━━━ Dataset content ━━━
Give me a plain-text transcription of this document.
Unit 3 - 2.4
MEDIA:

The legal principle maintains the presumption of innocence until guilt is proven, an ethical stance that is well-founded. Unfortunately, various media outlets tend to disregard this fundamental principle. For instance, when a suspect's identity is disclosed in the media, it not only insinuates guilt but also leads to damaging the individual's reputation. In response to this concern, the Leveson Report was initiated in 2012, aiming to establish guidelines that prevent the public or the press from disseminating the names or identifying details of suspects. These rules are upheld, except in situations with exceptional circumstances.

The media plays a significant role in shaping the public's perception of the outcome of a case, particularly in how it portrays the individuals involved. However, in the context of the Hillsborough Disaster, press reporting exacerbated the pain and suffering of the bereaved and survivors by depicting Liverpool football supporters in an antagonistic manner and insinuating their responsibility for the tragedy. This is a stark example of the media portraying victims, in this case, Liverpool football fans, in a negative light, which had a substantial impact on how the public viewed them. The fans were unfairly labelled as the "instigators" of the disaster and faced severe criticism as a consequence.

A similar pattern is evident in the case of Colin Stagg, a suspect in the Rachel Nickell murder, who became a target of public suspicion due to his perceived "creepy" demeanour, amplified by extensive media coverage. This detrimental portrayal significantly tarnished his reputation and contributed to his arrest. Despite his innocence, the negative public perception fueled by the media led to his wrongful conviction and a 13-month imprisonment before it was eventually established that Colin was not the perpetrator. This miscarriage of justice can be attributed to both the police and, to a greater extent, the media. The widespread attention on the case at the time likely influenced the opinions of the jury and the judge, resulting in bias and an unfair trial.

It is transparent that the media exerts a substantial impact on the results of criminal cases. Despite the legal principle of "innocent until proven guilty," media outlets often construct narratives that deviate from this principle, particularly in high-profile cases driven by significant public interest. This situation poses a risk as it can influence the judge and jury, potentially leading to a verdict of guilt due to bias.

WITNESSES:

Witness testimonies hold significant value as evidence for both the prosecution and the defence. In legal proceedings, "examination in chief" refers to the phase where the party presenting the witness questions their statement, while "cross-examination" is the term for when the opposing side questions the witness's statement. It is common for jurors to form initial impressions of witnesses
━━━
━━━ Dataset content ━━━
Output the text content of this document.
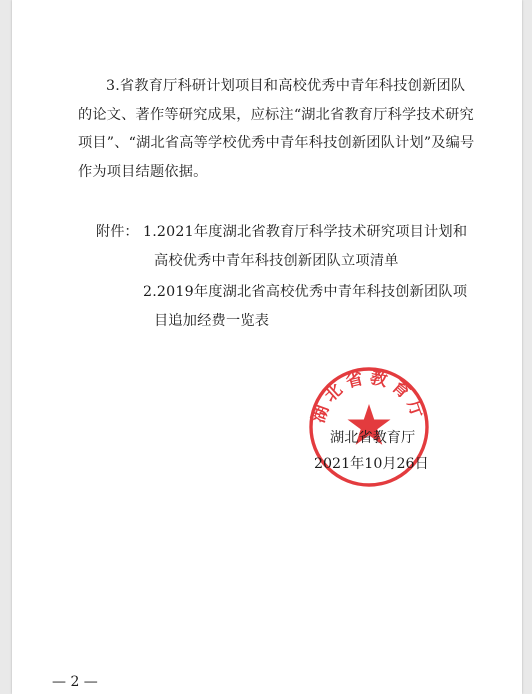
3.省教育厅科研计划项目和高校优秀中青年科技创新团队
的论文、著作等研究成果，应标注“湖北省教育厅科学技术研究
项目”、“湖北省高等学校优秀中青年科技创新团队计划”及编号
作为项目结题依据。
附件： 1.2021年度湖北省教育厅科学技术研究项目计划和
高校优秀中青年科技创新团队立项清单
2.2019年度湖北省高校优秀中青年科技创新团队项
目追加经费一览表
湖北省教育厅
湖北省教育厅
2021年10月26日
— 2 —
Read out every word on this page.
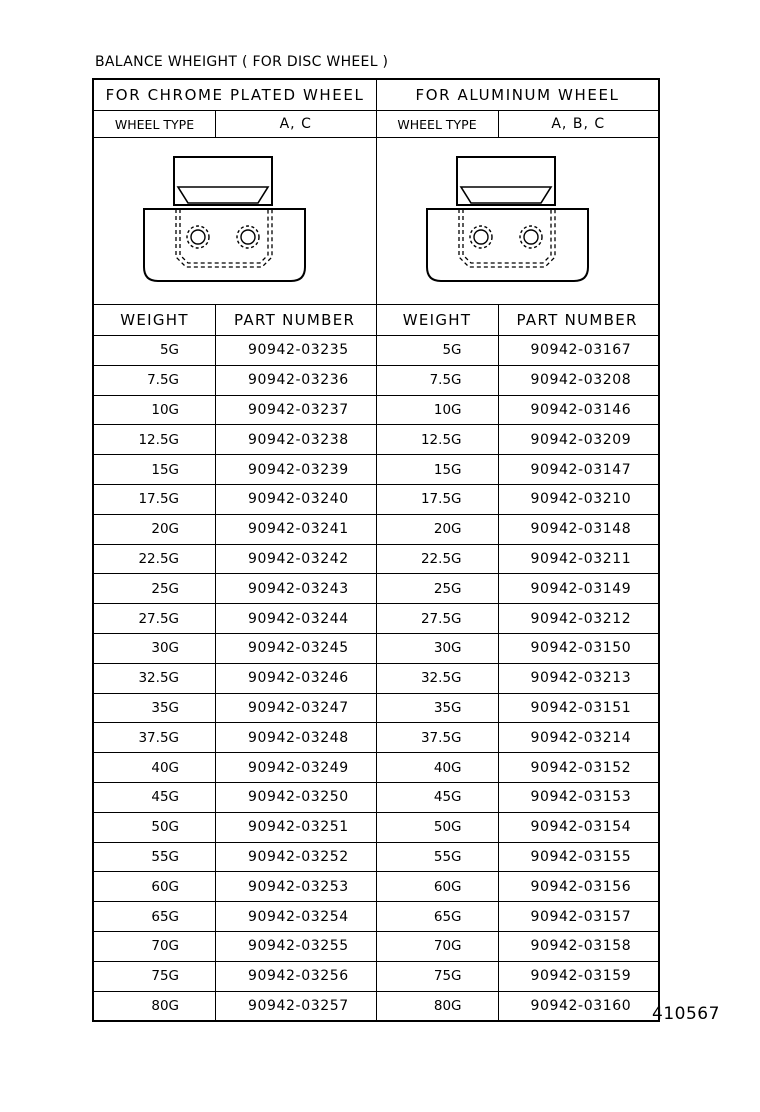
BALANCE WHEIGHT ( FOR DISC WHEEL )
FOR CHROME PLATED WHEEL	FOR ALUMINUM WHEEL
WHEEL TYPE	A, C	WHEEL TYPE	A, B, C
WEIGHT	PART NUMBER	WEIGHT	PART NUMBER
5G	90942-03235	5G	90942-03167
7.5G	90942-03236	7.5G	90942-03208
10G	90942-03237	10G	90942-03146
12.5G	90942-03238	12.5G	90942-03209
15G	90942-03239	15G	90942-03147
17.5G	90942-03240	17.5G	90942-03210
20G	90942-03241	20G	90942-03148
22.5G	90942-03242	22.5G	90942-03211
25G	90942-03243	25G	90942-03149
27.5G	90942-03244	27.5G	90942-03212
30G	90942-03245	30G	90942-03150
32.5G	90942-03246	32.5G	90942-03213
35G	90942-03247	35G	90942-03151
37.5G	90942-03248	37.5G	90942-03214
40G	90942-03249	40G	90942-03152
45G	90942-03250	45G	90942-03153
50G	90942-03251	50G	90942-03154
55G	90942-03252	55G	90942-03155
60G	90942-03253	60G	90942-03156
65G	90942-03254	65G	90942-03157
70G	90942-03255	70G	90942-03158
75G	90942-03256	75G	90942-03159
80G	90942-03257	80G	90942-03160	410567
━━━
━━━ Dataset content ━━━
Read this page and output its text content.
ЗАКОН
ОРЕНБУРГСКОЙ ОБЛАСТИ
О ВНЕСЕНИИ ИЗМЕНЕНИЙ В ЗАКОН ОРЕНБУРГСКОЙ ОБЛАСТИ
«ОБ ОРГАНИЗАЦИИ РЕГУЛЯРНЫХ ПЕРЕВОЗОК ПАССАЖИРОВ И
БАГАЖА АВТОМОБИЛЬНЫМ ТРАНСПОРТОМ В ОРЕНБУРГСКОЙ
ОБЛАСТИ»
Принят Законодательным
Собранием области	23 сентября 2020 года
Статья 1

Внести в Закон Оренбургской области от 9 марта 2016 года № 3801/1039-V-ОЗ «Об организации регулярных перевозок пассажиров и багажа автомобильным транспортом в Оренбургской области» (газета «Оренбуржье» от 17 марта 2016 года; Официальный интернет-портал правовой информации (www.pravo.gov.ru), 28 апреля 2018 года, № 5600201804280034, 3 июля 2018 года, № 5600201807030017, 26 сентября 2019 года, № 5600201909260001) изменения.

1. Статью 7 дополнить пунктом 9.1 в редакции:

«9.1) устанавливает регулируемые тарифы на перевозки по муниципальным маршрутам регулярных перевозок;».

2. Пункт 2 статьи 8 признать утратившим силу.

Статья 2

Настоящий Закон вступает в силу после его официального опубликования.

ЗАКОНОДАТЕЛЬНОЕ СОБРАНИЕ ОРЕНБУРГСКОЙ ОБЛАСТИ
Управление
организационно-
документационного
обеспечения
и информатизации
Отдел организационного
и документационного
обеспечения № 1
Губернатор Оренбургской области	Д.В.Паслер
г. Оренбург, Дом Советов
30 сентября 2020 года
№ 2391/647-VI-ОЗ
━━━
- Given exercise: In the listing, find each line with the string "WHEEL" and copy it.

- Solution for this exercise:
BALANCE WHEIGHT ( FOR DISC WHEEL )
FOR CHROME PLATED WHEEL	FOR ALUMINUM WHEEL
WHEEL TYPE	A, C	WHEEL TYPE	A, B, C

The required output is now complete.